— Start —
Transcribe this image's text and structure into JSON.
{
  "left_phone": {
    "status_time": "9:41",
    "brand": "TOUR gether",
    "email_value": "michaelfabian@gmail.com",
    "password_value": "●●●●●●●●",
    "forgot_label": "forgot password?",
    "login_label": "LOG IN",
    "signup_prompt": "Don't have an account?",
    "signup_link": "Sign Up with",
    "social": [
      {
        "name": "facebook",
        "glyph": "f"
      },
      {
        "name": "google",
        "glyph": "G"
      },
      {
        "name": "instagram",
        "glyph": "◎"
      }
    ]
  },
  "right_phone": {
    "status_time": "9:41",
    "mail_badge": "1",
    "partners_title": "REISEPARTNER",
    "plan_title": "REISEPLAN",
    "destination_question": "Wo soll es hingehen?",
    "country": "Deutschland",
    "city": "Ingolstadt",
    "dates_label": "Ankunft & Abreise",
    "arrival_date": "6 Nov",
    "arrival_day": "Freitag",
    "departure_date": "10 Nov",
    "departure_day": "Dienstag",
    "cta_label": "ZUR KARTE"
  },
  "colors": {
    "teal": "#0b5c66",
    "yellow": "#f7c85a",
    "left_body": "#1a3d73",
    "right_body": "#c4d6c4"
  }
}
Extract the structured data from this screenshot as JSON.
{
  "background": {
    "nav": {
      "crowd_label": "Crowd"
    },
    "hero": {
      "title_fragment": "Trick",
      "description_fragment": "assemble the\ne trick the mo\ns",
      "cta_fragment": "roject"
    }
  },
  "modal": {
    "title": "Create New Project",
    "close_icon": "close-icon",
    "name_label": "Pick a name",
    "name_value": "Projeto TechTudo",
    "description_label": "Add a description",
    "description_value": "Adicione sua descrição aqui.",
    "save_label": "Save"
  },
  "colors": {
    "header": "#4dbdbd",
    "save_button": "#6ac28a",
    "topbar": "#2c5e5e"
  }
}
— End —
Return all of the entries word for word.

Transcribe this image's text and structure into JSON.
{
  "left_phone": {
    "status_time": "9:41",
    "brand": "TOUR gether",
    "email_value": "michaelfabian@gmail.com",
    "password_value": "●●●●●●●●",
    "forgot_label": "forgot password?",
    "login_label": "LOG IN",
    "signup_prompt": "Don't have an account?",
    "signup_link": "Sign Up with",
    "social": [
      {
        "name": "facebook",
        "glyph": "f"
      },
      {
        "name": "google",
        "glyph": "G"
      },
      {
        "name": "instagram",
        "glyph": "◎"
      }
    ]
  },
  "right_phone": {
    "status_time": "9:41",
    "mail_badge": "1",
    "partners_title": "REISEPARTNER",
    "plan_title": "REISEPLAN",
    "destination_question": "Wo soll es hingehen?",
    "country": "Deutschland",
    "city": "Ingolstadt",
    "dates_label": "Ankunft & Abreise",
    "arrival_date": "6 Nov",
    "arrival_day": "Freitag",
    "departure_date": "10 Nov",
    "departure_day": "Dienstag",
    "cta_label": "ZUR KARTE"
  },
  "colors": {
    "teal": "#0b5c66",
    "yellow": "#f7c85a",
    "left_body": "#1a3d73",
    "right_body": "#c4d6c4"
  }
}
Extract the structured data from this screenshot as JSON.
{
  "background": {
    "nav": {
      "crowd_label": "Crowd"
    },
    "hero": {
      "title_fragment": "Trick",
      "description_fragment": "assemble the\ne trick the mo\ns",
      "cta_fragment": "roject"
    }
  },
  "modal": {
    "title": "Create New Project",
    "close_icon": "close-icon",
    "name_label": "Pick a name",
    "name_value": "Projeto TechTudo",
    "description_label": "Add a description",
    "description_value": "Adicione sua descrição aqui.",
    "save_label": "Save"
  },
  "colors": {
    "header": "#4dbdbd",
    "save_button": "#6ac28a",
    "topbar": "#2c5e5e"
  }
}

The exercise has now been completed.